### [Source records]
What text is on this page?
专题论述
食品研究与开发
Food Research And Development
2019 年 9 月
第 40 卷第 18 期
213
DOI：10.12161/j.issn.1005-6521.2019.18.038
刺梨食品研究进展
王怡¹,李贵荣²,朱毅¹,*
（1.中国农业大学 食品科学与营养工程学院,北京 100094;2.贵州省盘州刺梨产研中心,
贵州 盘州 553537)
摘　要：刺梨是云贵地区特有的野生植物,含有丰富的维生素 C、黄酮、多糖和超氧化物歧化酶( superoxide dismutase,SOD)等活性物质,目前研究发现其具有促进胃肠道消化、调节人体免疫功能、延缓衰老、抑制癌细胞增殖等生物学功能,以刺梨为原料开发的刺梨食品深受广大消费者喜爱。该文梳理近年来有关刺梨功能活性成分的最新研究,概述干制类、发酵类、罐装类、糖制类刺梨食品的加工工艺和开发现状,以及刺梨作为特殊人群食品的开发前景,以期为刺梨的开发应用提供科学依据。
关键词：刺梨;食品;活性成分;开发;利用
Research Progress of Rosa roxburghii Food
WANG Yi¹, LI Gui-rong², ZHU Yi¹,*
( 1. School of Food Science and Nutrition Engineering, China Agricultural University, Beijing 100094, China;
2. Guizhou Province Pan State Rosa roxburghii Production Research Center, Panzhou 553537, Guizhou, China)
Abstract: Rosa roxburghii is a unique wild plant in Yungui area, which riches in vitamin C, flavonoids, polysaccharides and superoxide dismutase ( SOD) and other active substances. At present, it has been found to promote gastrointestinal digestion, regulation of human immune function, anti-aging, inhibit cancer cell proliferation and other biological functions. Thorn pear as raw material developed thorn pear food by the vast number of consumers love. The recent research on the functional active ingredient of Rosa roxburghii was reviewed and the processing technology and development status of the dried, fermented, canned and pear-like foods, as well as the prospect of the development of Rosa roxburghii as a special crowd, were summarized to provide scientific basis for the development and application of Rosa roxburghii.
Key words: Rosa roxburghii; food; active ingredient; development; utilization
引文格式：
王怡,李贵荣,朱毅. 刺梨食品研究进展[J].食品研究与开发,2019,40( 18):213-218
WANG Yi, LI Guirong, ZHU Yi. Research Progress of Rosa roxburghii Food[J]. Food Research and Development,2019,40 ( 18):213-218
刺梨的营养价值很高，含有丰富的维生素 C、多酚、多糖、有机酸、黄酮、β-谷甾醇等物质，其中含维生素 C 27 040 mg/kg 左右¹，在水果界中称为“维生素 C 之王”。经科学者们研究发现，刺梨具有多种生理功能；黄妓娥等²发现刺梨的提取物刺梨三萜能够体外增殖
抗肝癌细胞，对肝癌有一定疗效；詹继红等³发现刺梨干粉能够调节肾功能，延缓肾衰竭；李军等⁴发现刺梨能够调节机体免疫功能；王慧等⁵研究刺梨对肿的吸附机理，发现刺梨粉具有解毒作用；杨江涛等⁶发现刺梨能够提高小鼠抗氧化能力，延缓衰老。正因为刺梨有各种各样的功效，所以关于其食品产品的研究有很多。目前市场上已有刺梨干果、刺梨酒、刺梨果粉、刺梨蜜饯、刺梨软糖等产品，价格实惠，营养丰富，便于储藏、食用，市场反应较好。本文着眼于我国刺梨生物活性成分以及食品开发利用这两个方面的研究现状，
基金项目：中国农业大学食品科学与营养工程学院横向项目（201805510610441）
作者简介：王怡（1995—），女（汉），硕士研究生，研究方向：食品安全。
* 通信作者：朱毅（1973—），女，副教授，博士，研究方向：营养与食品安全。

### [Stated exercise]
Of the lines above, copy each that contains "含有丰富的维生素".

### [Written response]
摘　要：刺梨是云贵地区特有的野生植物,含有丰富的维生素 C、黄酮、多糖和超氧化物歧化酶( superoxide dismutase,SOD)等活性物质,目前研究发现其具有促进胃肠道消化、调节人体免疫功能、延缓衰老、抑制癌细胞增殖等生物学功能,以刺梨为原料开发的刺梨食品深受广大消费者喜爱。该文梳理近年来有关刺梨功能活性成分的最新研究,概述干制类、发酵类、罐装类、糖制类刺梨食品的加工工艺和开发现状,以及刺梨作为特殊人群食品的开发前景,以期为刺梨的开发应用提供科学依据。
刺梨的营养价值很高，含有丰富的维生素 C、多酚、多糖、有机酸、黄酮、β-谷甾醇等物质，其中含维生素 C 27 040 mg/kg 左右¹，在水果界中称为“维生素 C 之王”。经科学者们研究发现，刺梨具有多种生理功能；黄妓娥等²发现刺梨的提取物刺梨三萜能够体外增殖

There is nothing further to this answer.